## [PROVIDED RECORDS]

** begin **

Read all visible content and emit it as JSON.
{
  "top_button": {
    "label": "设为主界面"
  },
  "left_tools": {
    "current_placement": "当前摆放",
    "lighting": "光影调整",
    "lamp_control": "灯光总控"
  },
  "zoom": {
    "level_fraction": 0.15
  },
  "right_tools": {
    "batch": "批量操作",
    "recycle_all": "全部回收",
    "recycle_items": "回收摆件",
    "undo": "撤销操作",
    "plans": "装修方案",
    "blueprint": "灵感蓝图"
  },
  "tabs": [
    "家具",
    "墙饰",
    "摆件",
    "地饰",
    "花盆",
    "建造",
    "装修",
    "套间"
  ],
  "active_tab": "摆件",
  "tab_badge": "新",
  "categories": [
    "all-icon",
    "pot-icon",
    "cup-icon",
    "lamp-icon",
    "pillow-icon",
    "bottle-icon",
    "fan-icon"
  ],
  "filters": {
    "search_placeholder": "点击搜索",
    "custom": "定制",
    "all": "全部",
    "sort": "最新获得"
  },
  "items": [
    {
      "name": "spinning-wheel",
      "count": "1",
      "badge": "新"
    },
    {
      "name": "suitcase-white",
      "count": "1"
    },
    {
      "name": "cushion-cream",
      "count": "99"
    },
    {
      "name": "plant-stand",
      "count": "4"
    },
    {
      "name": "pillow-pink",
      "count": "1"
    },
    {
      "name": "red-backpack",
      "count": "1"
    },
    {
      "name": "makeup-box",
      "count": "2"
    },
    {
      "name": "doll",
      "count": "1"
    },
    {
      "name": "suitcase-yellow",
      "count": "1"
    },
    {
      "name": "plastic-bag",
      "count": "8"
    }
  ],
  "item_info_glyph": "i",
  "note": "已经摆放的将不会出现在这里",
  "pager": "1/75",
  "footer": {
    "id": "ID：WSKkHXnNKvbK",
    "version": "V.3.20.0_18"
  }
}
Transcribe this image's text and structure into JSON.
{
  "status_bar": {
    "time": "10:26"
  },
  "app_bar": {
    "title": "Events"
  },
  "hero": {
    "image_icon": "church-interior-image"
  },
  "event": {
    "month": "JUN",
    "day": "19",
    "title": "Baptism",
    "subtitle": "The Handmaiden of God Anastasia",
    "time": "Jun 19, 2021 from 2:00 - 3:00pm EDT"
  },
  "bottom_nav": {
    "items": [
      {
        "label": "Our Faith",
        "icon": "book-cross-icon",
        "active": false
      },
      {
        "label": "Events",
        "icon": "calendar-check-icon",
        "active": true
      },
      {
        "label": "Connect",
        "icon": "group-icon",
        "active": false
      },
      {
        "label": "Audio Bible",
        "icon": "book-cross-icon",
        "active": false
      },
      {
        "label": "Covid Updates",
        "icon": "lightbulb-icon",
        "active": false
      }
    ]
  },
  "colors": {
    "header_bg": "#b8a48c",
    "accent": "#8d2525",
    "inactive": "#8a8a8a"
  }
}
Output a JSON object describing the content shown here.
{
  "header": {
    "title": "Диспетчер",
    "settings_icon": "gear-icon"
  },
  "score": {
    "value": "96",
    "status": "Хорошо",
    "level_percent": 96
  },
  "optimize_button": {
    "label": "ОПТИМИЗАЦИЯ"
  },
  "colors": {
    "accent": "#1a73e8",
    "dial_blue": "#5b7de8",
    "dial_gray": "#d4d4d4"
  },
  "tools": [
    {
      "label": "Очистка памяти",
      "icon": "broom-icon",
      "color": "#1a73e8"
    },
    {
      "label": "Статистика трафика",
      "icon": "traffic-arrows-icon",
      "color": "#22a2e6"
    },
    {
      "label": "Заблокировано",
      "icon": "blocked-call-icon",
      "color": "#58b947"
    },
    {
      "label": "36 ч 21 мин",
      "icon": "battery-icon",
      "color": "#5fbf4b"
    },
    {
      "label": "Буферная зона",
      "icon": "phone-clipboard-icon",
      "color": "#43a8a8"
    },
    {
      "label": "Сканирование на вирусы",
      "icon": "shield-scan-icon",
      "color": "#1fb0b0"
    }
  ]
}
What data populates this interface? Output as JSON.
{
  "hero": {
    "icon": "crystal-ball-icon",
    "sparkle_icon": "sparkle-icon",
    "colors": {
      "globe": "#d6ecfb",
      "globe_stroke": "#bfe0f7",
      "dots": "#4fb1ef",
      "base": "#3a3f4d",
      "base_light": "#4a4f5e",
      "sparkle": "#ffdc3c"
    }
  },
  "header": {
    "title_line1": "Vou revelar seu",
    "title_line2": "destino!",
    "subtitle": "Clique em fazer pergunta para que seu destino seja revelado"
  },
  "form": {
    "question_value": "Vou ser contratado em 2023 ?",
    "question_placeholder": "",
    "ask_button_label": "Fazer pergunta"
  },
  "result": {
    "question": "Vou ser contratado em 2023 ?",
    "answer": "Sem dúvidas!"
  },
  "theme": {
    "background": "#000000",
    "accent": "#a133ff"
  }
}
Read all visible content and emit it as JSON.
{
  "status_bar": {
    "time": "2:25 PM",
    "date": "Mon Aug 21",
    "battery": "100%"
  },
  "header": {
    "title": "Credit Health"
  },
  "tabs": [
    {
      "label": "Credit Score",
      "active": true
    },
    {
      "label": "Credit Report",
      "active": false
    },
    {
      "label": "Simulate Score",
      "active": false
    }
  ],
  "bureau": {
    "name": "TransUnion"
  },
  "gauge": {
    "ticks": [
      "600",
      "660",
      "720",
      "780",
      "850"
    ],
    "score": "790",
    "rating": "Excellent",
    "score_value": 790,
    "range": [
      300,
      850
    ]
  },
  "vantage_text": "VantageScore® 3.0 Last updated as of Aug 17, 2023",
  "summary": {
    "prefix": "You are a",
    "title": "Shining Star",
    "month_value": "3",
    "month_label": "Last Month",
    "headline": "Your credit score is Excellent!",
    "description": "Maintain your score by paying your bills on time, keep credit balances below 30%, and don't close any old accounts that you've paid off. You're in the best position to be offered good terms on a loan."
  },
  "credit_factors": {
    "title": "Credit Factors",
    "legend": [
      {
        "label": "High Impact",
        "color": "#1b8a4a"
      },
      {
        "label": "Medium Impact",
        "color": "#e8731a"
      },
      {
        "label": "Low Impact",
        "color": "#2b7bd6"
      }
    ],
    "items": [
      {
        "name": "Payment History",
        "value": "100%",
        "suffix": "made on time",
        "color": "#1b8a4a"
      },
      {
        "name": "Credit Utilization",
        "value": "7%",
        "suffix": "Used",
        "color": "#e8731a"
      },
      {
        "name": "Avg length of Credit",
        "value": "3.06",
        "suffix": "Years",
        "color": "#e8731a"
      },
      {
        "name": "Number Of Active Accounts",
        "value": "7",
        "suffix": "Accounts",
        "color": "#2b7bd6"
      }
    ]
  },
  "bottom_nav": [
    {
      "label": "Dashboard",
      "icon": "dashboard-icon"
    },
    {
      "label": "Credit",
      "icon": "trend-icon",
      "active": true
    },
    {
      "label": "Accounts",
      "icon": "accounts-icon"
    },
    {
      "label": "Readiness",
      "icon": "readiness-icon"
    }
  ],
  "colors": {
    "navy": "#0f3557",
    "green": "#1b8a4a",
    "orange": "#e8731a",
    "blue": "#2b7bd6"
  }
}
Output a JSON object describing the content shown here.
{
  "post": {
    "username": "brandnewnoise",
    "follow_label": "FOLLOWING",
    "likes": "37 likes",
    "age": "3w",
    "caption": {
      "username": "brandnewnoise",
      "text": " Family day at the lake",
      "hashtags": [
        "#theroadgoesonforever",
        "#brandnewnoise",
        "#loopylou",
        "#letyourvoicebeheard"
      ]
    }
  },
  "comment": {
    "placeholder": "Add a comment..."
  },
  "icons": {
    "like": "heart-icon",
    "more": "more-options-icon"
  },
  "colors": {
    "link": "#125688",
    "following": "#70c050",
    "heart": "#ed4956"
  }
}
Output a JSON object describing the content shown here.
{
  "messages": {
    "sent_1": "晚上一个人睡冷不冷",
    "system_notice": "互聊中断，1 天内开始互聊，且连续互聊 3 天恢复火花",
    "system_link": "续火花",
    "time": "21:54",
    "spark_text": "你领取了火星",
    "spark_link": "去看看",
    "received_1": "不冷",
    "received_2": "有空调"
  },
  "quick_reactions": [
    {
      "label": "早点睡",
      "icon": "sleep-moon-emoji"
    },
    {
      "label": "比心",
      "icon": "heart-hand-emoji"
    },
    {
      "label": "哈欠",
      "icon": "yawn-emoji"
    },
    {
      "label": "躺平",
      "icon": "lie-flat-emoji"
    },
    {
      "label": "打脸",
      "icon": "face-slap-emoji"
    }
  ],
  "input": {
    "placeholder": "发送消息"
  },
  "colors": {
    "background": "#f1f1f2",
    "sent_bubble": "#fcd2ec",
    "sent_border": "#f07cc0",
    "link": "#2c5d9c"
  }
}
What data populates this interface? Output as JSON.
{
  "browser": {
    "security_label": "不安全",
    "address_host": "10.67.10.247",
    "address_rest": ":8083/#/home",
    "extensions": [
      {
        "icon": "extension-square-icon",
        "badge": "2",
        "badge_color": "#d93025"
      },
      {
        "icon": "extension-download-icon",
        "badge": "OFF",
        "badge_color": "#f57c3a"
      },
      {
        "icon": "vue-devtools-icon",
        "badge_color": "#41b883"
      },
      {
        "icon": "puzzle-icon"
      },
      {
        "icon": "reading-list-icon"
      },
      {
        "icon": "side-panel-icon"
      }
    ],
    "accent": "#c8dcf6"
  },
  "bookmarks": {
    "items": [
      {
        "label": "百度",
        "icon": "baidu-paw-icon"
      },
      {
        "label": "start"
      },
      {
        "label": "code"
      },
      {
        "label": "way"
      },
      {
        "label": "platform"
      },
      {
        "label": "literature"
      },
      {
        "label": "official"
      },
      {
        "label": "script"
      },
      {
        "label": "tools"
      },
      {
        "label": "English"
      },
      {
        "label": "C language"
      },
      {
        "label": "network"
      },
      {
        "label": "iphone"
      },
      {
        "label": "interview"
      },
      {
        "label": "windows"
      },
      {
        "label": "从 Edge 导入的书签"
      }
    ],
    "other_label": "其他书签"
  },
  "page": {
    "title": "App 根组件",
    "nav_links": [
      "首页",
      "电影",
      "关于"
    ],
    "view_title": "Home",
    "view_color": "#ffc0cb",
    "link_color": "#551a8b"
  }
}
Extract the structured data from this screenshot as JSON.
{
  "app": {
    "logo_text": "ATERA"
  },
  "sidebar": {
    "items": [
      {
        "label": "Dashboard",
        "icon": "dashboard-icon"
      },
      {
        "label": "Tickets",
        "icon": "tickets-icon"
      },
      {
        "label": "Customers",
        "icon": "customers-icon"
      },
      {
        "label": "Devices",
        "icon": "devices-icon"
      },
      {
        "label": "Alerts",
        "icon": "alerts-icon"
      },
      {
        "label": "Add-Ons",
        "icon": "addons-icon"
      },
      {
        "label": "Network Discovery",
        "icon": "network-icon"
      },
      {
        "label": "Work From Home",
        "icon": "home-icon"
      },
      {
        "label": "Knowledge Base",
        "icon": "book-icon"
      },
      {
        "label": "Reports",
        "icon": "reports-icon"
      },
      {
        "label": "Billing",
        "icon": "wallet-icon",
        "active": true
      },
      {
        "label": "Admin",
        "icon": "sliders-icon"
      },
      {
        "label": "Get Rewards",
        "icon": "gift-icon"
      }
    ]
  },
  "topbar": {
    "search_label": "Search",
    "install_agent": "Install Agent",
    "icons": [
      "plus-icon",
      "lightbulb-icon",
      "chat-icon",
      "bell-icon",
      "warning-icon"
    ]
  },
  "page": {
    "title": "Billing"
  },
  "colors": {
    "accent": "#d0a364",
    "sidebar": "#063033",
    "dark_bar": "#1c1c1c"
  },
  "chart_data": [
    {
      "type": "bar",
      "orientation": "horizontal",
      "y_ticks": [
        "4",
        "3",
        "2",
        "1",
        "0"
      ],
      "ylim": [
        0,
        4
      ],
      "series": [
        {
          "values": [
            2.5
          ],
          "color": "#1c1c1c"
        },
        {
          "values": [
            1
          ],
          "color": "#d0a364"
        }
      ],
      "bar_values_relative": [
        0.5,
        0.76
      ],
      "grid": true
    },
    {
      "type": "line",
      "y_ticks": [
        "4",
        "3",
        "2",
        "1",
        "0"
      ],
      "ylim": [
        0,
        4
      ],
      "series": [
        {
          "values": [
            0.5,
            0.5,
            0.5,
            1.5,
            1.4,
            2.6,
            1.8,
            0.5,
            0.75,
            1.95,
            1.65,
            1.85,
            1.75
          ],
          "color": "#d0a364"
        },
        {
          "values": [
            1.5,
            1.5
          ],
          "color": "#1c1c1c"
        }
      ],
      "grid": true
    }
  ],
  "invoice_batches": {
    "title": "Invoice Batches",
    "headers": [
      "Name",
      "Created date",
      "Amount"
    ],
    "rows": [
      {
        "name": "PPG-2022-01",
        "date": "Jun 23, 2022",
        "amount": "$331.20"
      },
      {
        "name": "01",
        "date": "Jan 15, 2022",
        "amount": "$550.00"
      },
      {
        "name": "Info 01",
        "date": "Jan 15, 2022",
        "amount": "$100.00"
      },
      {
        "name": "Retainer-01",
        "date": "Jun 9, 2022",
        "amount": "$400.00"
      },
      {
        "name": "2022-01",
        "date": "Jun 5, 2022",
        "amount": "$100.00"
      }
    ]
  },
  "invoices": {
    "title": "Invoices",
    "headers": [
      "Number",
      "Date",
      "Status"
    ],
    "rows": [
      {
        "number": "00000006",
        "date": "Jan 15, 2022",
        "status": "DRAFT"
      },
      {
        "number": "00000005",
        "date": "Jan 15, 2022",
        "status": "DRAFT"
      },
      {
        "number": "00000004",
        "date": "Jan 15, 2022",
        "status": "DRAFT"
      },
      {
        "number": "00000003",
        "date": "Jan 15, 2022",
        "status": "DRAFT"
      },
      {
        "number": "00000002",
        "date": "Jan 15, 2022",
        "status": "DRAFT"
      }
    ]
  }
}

** end **

## [AIM]
Find the word "brandnewnoise" in the data and show each line that holds it.

## [REPLY]
    "username": "brandnewnoise",
      "username": "brandnewnoise",
        "#brandnewnoise",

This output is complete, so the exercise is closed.